___ Reading text
We originally sought to minimize compaction frequency, owing to the overhead associated with rectifying direct addresses. Our strategy was to do a fast mark and sweep, returning objects to a number of free lists, depending on size. Only when memory became overly fragmented would we do a consolidating compaction.

As we studied and optimized the Squeak garbage collector, however, we were able radically to simplify this approach. Since an incremental reclamation only compacts the new object space, it is only necessary to rectify the surviving new objects and any old objects that point to them. The latter are exactly those objects marked as root objects. Since there are typically just a few root objects and not many survivors (most objects die young), we discovered that compaction after an incremental reclamation could be done quickly. In fact, due to the overhead of managing free lists, it turned out to be more efficient to compact after every incremental reclamation and eliminate free lists altogether. This was especially gratifying since issues of fragmentation and coalescing had been a burden in design, analysis, and coding strategy.
______
___ Extracted records
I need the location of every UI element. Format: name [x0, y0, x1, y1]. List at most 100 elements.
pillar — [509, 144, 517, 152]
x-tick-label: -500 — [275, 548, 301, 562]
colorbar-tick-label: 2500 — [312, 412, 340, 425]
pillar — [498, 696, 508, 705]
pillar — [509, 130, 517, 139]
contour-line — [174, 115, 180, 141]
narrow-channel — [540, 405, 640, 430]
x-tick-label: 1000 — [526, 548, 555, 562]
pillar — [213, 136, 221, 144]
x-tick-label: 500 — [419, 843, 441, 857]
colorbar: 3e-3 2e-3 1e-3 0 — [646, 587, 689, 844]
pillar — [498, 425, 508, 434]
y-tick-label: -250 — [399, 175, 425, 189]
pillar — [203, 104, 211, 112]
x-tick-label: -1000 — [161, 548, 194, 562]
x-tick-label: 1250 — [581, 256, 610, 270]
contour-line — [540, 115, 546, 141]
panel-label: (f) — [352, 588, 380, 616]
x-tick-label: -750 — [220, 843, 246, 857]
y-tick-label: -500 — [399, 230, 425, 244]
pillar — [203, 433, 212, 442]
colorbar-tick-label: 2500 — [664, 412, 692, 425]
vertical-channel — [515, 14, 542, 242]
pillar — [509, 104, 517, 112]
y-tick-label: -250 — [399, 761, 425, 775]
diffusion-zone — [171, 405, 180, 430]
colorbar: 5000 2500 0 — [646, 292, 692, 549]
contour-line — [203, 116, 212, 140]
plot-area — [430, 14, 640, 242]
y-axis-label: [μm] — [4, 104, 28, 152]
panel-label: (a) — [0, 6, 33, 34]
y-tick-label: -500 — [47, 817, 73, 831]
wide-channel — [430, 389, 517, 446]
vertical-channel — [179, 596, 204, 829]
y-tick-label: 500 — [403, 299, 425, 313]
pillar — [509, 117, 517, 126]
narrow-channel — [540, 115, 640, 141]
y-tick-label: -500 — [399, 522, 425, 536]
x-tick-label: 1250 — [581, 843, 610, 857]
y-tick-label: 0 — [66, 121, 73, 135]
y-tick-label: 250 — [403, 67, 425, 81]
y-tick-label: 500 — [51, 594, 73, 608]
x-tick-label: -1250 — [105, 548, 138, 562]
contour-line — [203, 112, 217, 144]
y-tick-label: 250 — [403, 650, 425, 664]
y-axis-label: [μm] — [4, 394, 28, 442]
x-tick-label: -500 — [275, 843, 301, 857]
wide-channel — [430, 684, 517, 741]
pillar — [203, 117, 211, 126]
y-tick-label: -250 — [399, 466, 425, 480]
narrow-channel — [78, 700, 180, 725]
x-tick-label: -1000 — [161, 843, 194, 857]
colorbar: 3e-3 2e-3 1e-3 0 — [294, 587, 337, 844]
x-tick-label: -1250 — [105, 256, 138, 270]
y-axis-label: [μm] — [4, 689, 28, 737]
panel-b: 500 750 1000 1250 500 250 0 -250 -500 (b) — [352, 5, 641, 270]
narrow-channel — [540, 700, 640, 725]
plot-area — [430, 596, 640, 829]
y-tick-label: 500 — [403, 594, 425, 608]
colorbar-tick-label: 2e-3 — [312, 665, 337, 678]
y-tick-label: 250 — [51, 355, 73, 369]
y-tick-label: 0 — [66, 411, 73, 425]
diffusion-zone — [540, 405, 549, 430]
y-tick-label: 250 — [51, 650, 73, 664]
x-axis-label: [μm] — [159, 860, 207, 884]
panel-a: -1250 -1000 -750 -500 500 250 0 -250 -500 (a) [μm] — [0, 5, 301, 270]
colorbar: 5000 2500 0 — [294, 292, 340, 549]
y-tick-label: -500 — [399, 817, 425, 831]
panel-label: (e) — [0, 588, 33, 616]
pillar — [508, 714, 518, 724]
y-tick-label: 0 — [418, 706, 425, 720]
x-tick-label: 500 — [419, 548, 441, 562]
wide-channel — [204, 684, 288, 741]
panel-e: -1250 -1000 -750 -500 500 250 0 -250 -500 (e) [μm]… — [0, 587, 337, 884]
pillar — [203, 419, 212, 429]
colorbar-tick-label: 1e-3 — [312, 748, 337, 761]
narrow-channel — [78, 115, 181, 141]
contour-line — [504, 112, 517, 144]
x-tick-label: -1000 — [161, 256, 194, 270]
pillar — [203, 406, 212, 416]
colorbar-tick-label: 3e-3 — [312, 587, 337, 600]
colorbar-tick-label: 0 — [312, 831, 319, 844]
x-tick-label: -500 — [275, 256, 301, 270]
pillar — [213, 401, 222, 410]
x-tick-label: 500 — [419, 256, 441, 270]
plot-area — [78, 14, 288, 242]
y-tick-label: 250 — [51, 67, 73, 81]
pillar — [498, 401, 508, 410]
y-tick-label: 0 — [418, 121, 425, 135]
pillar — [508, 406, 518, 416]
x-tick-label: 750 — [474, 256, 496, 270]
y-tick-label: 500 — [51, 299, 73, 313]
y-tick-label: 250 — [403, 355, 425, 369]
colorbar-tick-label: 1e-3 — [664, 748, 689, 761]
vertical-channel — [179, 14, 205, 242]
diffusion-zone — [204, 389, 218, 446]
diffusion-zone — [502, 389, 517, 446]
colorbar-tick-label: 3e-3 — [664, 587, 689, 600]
______
[Your goal]:
Extend the Squeak garbage collector text, starting right after its final sentence.

[Result of this exercise]:
Two policy refinements reduced the incremental garbage collection pauses to the point where Squeak became usable for real-time applications such as music and animation. First, a counter is incremented each time an object is allocated. When this counter reaches some threshold, an incremental collection is done even if there is plenty of free space left. This reduces the number of new objects that must be scanned in the sweep phase, and also limits the number of surviving objects. By doing a little work often, each incremental collection completes quickly, typically in 5-8 milliseconds. This is within the timing tolerance of even a fairly demanding musician or animator.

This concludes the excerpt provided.